- _Written instruction_: Please state how many lines of the listing below contain the string "labels".

(Image-based layout listing)
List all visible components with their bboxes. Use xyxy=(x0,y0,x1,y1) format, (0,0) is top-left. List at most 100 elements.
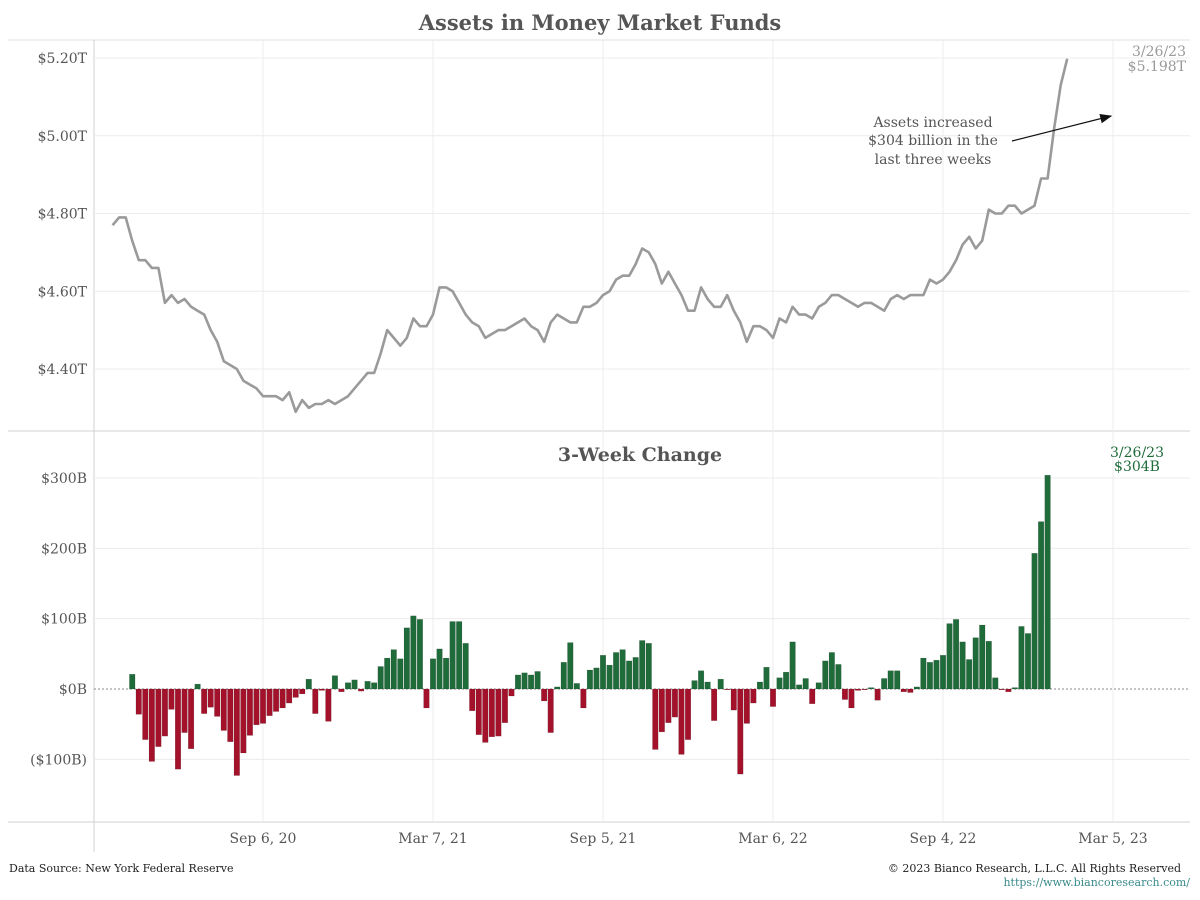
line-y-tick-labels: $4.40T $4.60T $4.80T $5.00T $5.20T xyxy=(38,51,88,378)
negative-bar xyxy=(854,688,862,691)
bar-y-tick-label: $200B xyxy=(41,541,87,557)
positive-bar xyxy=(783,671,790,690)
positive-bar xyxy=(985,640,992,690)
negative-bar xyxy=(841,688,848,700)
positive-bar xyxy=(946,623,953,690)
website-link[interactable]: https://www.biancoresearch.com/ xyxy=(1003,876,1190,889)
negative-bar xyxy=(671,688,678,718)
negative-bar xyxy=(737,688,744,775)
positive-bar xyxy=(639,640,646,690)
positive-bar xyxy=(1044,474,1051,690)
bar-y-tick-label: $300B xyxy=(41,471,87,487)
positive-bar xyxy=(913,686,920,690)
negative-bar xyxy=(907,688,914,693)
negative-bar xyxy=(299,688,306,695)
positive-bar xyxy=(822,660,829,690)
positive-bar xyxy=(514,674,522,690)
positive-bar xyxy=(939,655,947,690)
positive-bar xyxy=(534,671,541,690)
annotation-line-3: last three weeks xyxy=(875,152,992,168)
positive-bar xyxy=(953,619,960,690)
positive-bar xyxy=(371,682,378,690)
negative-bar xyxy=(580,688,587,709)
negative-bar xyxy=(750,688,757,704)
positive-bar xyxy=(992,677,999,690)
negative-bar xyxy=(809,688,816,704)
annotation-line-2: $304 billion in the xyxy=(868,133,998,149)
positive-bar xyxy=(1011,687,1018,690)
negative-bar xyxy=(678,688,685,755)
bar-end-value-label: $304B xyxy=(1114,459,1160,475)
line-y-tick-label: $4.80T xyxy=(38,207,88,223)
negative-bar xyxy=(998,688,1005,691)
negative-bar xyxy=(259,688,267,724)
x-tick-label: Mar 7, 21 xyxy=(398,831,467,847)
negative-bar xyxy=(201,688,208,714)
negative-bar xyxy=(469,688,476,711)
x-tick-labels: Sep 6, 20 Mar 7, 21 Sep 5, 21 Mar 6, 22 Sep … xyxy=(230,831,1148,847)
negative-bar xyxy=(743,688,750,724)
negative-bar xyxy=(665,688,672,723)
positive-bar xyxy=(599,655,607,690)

- _Written response_: 2